Liberdade
“Dentre as ideias de mais comum e diária aplicação, a propósito de qualquer incidente da vida individual, ou social, nenhuma se repete mais que a ideia da liberdade. Apesar disso, é raro que o critério popular a empregue com precisão e propriedade. O público, em geral, e cada um de nós, que o compomos, confundimos vulgarmente liberdade com comodidade. Indivíduo que sofre qualquer incômoda exigência do poder constituído grita logo que atentam contra sua liberdade, e não se queixa de que ela não exista enquanto o deixam em casa sossegado. Povo que atravesse quadra tranquila e próspera reputa-se gozando de um regime de liberdade, e considera-se presa de tirania o que se debate em agitações internas.

## Solicitação 1
Resuma em duas frases o trecho sobre liberdade.
## Solicitação 2
De acordo com o trecho sobre liberdade, com o que o público confunde vulgarmente a liberdade?

Registros de layout visual:
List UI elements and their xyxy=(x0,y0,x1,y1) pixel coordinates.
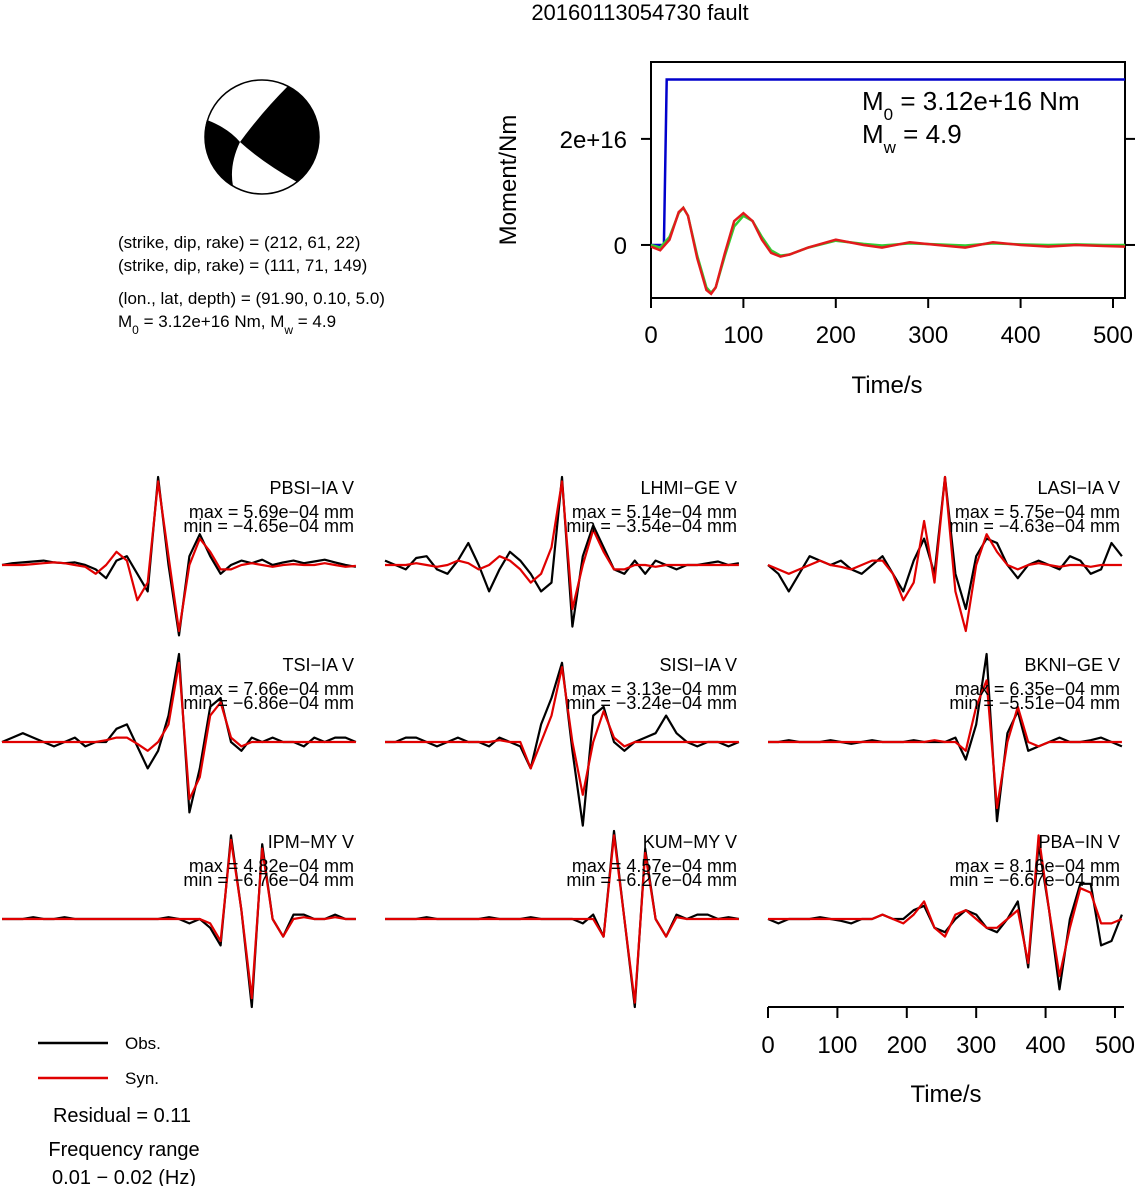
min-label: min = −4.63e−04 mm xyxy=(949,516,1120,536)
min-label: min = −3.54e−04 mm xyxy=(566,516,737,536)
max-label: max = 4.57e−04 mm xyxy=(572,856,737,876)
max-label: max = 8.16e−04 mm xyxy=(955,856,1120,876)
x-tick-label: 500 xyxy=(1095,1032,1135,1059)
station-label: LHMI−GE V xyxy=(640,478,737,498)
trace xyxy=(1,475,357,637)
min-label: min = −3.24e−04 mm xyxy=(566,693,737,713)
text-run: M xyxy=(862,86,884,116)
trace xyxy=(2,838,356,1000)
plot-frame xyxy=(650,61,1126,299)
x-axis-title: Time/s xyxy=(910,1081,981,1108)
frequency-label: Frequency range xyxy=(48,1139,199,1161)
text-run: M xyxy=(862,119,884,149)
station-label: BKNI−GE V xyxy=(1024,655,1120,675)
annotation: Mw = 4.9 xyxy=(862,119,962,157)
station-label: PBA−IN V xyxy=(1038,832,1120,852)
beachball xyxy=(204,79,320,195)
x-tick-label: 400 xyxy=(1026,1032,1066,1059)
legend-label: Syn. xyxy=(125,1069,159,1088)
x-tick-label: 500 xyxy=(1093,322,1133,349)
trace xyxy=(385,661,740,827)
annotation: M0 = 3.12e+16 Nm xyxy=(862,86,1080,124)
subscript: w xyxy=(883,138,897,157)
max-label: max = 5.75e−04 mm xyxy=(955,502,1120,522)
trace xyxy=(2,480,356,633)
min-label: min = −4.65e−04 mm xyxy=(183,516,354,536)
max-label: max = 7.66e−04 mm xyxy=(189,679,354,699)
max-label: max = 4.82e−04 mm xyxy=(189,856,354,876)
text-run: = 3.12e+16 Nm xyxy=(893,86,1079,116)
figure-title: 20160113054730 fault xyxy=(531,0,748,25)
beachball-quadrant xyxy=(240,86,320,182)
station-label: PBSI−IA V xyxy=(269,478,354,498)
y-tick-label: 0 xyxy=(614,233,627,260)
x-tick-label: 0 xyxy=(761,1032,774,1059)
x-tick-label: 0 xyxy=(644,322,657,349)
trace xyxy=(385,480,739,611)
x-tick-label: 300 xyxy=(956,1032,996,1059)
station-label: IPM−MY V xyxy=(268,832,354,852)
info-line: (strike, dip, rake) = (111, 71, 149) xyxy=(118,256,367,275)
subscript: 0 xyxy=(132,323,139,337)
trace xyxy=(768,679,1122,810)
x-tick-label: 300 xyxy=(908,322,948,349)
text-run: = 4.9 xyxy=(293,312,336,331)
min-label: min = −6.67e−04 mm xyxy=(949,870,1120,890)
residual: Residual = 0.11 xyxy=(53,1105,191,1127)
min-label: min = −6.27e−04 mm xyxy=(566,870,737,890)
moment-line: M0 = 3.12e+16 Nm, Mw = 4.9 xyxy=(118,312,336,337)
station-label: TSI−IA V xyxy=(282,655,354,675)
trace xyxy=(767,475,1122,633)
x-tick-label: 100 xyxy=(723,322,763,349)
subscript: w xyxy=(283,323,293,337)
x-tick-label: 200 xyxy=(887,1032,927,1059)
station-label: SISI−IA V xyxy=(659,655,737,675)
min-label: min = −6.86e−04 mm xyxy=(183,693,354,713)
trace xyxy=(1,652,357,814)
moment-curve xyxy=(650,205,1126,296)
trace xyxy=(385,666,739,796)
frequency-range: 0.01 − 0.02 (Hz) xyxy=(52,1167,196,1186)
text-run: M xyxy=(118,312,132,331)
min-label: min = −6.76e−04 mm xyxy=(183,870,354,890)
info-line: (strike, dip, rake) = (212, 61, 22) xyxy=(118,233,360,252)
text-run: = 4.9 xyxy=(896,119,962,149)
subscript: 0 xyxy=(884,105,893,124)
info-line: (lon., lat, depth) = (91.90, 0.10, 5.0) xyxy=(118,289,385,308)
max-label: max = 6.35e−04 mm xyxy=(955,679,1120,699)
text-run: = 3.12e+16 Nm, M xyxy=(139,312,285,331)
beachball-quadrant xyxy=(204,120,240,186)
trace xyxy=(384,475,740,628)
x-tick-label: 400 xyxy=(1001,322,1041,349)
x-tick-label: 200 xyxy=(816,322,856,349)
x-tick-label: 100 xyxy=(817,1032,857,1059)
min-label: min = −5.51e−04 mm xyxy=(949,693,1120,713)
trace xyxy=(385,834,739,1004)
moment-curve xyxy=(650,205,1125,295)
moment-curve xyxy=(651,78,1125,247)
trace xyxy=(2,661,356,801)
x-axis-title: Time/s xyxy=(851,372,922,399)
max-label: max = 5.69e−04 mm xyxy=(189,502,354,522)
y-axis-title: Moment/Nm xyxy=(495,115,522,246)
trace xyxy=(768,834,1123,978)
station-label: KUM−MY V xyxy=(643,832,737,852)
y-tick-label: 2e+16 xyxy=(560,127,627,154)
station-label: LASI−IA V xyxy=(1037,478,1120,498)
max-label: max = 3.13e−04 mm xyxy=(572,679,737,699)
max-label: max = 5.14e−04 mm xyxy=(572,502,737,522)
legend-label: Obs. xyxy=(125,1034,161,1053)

## Saída 1
Embora a ideia de liberdade seja das que mais se repetem no dia a dia, o critério popular raramente a emprega com precisão, pois o público confunde vulgarmente liberdade com comodidade. Assim, o indivíduo incomodado por uma exigência do poder constituído grita que atentam contra sua liberdade, e o povo que atravessa quadra tranquila e próspera julga gozar de liberdade, enquanto considera presa de tirania o que se debate em agitações internas.

## Saída 2
Com comodidade.